> Tasks to perform:
(a) Decide whether each statement agrees with the low-cost airline travel tips below, answering yes or no and quoting the words of the text that settle it.
(i) Pre-ordering a meal can save 10-20%.
(ii) The writer has often had trouble bringing their own snacks onboard.
(iii) Some low-cost airlines can charge up to $100 to check a bag at the gate.
(b) Answer these questions from the low-cost airline travel tips below.
(i) What carry-on weight limit is given for Jetstar Australia?
(ii) What should you bring to prove that you pre-ordered food?
(iii) What do many low-cost airlines rent out instead of having in-seat consoles?
** Opening Document excerpt block **
If Jetstar Australia says you can only take on 7kg of carry-on, it’s often they will weigh your bags (and tag it!) at either check-in or when boarding the flight.
If you don’t meet the rules, you’ll be forced to pay for the bag to be checked at the gate and some LLC’s can charge up to $100 for that to happen. Holy moly!
Food on low-cost airlines
Pre-order your meals
If you think you might get peckish onboard, pre-order a meal! You can save 10-20% by pre-ordering. This way you don’t have to remember to bring your own snacks or bring cash onboard (though more airlines are preferring passengers to use credit cards when paying for their snacks). Best of all, your meal will often be served first!
Also, if you are purchasing baggage, check if your airline offers value packs/bundles that include a meal (hot or cold) and baggage and save you some money!
Top tip: bring the receipt to show that you have pre-ordered food! That way if the cabin crew dispute your claim, you can show them proof.
Bring your own snacks and water
Most LLC’s actively discourage this, particularly for the long Australia – Asia/Asia – Europe jaunts, but I’ve never had a problem bringing my own snacks and even water onboard.
Be conscientious to other passengers and don’t indulge in your love of stinky tuna and blue cheese while on board. I’m a fan of muesli bars and veggie chips.
Entertainment on low-cost airlines
Pre-order an entertainment console
Many low-cost airlines don’t have in-seat consoles and instead ‘rent’ tablets filled with movies, tv shows, games, and music!
** Closing Document excerpt block **
** Opening Data shown block **
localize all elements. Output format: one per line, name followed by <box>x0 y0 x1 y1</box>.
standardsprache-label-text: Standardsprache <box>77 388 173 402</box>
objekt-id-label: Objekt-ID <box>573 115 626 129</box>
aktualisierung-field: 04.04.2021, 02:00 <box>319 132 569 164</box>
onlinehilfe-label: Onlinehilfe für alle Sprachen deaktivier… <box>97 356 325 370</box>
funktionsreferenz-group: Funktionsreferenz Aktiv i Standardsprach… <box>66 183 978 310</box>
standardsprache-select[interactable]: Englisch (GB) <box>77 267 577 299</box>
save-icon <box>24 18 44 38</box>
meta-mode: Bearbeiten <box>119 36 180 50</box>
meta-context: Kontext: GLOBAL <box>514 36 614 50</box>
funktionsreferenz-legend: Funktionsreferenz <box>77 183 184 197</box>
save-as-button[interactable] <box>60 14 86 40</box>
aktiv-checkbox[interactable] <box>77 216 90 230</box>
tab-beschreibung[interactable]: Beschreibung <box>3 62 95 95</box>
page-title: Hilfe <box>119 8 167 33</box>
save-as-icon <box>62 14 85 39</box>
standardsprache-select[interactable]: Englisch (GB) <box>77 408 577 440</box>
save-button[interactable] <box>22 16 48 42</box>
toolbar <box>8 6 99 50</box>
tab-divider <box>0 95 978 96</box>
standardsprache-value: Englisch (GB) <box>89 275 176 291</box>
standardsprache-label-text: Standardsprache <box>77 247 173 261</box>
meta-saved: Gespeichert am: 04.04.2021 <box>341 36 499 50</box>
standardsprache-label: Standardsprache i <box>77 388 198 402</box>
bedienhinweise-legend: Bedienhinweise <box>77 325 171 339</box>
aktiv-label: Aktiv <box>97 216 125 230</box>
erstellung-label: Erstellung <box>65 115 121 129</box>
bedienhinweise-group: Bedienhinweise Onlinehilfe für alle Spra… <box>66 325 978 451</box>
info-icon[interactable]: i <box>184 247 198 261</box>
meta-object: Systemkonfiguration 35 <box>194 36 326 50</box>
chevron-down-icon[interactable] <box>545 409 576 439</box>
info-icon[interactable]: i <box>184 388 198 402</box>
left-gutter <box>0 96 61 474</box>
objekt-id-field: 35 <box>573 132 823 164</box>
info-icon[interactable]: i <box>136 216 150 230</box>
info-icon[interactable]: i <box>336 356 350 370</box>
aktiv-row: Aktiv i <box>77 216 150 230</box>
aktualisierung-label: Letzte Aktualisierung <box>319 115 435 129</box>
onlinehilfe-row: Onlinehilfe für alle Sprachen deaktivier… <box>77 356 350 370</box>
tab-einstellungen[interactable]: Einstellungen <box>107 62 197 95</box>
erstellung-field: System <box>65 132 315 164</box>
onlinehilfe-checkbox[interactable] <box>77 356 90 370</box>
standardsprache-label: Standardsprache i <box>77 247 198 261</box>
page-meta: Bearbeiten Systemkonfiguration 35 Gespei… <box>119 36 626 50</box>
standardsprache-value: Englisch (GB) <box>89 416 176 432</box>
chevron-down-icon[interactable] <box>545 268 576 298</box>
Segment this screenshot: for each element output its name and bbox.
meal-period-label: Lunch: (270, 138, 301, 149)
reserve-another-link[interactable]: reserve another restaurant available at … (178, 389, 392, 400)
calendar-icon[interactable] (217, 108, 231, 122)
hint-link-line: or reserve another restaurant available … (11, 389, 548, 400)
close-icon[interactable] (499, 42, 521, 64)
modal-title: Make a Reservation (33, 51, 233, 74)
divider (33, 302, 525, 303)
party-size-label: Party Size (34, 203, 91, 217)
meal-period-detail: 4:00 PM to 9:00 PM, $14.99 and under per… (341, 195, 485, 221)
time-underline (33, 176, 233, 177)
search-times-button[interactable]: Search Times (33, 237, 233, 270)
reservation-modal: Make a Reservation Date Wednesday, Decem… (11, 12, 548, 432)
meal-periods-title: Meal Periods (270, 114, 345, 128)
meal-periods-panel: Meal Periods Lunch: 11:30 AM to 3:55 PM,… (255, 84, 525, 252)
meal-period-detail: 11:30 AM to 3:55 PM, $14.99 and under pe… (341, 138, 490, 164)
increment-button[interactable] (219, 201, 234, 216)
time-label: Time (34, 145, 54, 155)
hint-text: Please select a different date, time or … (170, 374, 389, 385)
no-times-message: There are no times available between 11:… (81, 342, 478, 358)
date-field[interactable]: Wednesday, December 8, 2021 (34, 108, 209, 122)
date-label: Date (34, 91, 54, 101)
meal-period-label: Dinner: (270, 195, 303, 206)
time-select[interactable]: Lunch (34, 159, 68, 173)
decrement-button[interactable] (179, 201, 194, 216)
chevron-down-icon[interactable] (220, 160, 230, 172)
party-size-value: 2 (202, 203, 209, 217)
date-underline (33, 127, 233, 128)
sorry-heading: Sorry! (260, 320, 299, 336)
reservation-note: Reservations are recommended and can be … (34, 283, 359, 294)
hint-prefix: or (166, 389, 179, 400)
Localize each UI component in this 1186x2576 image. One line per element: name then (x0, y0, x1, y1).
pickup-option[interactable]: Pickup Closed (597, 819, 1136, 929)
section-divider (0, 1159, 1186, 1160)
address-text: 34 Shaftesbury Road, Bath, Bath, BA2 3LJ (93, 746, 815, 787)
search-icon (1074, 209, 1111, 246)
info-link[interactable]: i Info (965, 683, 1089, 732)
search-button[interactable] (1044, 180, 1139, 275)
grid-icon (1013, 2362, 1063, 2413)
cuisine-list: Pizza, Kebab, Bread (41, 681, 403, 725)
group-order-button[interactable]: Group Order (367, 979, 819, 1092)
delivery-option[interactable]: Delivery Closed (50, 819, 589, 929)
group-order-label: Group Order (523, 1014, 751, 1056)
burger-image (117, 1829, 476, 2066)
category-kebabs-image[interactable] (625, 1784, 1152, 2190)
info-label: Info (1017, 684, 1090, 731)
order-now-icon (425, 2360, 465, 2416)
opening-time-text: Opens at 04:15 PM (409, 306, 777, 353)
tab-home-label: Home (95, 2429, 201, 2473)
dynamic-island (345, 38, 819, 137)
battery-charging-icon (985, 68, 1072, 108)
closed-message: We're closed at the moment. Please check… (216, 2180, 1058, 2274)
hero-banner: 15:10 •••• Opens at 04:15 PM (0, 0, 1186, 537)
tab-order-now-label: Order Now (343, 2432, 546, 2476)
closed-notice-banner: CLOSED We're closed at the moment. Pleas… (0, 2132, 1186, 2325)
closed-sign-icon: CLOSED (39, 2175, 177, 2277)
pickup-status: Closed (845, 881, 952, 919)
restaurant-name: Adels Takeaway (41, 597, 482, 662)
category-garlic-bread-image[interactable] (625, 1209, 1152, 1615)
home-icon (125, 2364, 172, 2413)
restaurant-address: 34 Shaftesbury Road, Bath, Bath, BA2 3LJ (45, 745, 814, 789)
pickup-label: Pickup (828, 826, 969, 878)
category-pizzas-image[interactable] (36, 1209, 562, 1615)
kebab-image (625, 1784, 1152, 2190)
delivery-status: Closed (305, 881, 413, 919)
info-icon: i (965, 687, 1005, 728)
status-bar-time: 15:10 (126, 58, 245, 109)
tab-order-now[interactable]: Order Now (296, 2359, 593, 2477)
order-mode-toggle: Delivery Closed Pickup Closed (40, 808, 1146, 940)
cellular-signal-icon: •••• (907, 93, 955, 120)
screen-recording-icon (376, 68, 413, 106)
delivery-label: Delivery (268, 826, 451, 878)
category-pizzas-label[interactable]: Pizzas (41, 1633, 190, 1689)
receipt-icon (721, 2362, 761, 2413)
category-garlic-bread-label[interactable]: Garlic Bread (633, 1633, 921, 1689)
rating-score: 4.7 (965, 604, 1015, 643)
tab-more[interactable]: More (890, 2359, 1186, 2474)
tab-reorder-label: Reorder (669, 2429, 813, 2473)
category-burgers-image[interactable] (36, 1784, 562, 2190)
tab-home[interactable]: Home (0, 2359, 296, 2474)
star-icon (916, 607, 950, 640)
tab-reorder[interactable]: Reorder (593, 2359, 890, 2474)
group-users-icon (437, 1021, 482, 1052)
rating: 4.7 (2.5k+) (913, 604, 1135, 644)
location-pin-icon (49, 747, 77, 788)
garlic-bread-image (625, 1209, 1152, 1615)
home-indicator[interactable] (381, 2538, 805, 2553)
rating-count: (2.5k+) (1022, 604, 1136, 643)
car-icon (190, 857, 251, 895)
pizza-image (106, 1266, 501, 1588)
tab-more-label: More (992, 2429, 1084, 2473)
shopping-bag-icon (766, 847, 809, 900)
** Closing Data shown block **
> Outputs by task:
(a)
(i) Yes: "You can save 10-20% by pre-ordering."
(ii) No: "I’ve never had a problem bringing my own snacks and even water onboard."
(iii) Yes: "some LLC’s can charge up to $100 for that to happen."

(b)
(i) 7kg.
(ii) The receipt.
(iii) Tablets filled with movies, TV shows, games, and music.